Dataset records
--- begin ---
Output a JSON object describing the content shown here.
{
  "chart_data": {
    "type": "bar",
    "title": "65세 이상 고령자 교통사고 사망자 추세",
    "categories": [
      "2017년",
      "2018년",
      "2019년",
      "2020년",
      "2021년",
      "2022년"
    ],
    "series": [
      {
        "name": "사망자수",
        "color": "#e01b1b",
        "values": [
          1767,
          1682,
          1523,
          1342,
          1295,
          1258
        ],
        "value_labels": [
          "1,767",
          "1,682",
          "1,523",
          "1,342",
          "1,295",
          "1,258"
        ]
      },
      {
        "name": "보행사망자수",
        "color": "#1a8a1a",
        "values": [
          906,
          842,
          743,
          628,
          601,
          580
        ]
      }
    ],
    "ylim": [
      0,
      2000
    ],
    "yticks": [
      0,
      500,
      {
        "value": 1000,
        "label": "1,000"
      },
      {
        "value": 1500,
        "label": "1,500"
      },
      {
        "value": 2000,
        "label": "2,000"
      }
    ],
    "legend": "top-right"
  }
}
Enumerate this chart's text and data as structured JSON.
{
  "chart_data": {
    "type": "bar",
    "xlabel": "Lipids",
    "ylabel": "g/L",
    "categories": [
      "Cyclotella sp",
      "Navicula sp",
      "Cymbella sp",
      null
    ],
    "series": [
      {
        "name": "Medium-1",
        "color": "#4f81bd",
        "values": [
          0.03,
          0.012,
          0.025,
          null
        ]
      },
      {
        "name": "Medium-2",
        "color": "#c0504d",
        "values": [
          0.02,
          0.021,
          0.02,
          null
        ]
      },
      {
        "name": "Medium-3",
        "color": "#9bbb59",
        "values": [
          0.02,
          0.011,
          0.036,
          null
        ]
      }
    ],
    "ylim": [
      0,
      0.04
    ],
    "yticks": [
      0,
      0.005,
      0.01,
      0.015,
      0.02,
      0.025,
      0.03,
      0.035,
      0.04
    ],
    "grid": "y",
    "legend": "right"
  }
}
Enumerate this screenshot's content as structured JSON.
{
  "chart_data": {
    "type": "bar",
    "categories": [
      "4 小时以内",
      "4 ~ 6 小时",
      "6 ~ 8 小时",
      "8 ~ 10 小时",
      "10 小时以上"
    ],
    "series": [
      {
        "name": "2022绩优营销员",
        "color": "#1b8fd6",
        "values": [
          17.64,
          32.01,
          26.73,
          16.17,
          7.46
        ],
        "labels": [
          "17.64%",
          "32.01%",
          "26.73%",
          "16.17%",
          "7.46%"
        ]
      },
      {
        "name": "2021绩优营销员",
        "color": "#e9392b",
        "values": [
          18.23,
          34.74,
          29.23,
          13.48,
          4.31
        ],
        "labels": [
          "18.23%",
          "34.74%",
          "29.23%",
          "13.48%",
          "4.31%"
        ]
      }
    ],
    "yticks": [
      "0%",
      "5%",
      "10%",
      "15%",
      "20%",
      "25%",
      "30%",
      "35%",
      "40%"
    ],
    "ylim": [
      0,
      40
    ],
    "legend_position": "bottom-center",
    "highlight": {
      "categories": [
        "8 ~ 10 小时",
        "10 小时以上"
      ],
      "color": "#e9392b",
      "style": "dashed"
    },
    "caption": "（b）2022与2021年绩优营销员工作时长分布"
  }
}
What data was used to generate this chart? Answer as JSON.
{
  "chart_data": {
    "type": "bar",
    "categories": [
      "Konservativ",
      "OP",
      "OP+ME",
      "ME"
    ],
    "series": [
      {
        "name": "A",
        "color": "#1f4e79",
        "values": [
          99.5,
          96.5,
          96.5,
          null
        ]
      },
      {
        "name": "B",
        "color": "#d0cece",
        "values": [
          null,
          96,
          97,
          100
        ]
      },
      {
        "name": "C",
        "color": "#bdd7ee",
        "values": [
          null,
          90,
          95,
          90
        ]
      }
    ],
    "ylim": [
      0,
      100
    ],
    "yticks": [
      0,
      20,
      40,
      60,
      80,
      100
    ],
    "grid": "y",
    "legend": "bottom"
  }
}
--- end ---
Reproduce each record exactly, leaving nothing out.

Output a JSON object describing the content shown here.
{
  "chart_data": {
    "type": "bar",
    "title": "65세 이상 고령자 교통사고 사망자 추세",
    "categories": [
      "2017년",
      "2018년",
      "2019년",
      "2020년",
      "2021년",
      "2022년"
    ],
    "series": [
      {
        "name": "사망자수",
        "color": "#e01b1b",
        "values": [
          1767,
          1682,
          1523,
          1342,
          1295,
          1258
        ],
        "value_labels": [
          "1,767",
          "1,682",
          "1,523",
          "1,342",
          "1,295",
          "1,258"
        ]
      },
      {
        "name": "보행사망자수",
        "color": "#1a8a1a",
        "values": [
          906,
          842,
          743,
          628,
          601,
          580
        ]
      }
    ],
    "ylim": [
      0,
      2000
    ],
    "yticks": [
      0,
      500,
      {
        "value": 1000,
        "label": "1,000"
      },
      {
        "value": 1500,
        "label": "1,500"
      },
      {
        "value": 2000,
        "label": "2,000"
      }
    ],
    "legend": "top-right"
  }
}
Enumerate this chart's text and data as structured JSON.
{
  "chart_data": {
    "type": "bar",
    "xlabel": "Lipids",
    "ylabel": "g/L",
    "categories": [
      "Cyclotella sp",
      "Navicula sp",
      "Cymbella sp",
      null
    ],
    "series": [
      {
        "name": "Medium-1",
        "color": "#4f81bd",
        "values": [
          0.03,
          0.012,
          0.025,
          null
        ]
      },
      {
        "name": "Medium-2",
        "color": "#c0504d",
        "values": [
          0.02,
          0.021,
          0.02,
          null
        ]
      },
      {
        "name": "Medium-3",
        "color": "#9bbb59",
        "values": [
          0.02,
          0.011,
          0.036,
          null
        ]
      }
    ],
    "ylim": [
      0,
      0.04
    ],
    "yticks": [
      0,
      0.005,
      0.01,
      0.015,
      0.02,
      0.025,
      0.03,
      0.035,
      0.04
    ],
    "grid": "y",
    "legend": "right"
  }
}
Enumerate this screenshot's content as structured JSON.
{
  "chart_data": {
    "type": "bar",
    "categories": [
      "4 小时以内",
      "4 ~ 6 小时",
      "6 ~ 8 小时",
      "8 ~ 10 小时",
      "10 小时以上"
    ],
    "series": [
      {
        "name": "2022绩优营销员",
        "color": "#1b8fd6",
        "values": [
          17.64,
          32.01,
          26.73,
          16.17,
          7.46
        ],
        "labels": [
          "17.64%",
          "32.01%",
          "26.73%",
          "16.17%",
          "7.46%"
        ]
      },
      {
        "name": "2021绩优营销员",
        "color": "#e9392b",
        "values": [
          18.23,
          34.74,
          29.23,
          13.48,
          4.31
        ],
        "labels": [
          "18.23%",
          "34.74%",
          "29.23%",
          "13.48%",
          "4.31%"
        ]
      }
    ],
    "yticks": [
      "0%",
      "5%",
      "10%",
      "15%",
      "20%",
      "25%",
      "30%",
      "35%",
      "40%"
    ],
    "ylim": [
      0,
      40
    ],
    "legend_position": "bottom-center",
    "highlight": {
      "categories": [
        "8 ~ 10 小时",
        "10 小时以上"
      ],
      "color": "#e9392b",
      "style": "dashed"
    },
    "caption": "（b）2022与2021年绩优营销员工作时长分布"
  }
}
What data was used to generate this chart? Answer as JSON.
{
  "chart_data": {
    "type": "bar",
    "categories": [
      "Konservativ",
      "OP",
      "OP+ME",
      "ME"
    ],
    "series": [
      {
        "name": "A",
        "color": "#1f4e79",
        "values": [
          99.5,
          96.5,
          96.5,
          null
        ]
      },
      {
        "name": "B",
        "color": "#d0cece",
        "values": [
          null,
          96,
          97,
          100
        ]
      },
      {
        "name": "C",
        "color": "#bdd7ee",
        "values": [
          null,
          90,
          95,
          90
        ]
      }
    ],
    "ylim": [
      0,
      100
    ],
    "yticks": [
      0,
      20,
      40,
      60,
      80,
      100
    ],
    "grid": "y",
    "legend": "bottom"
  }
}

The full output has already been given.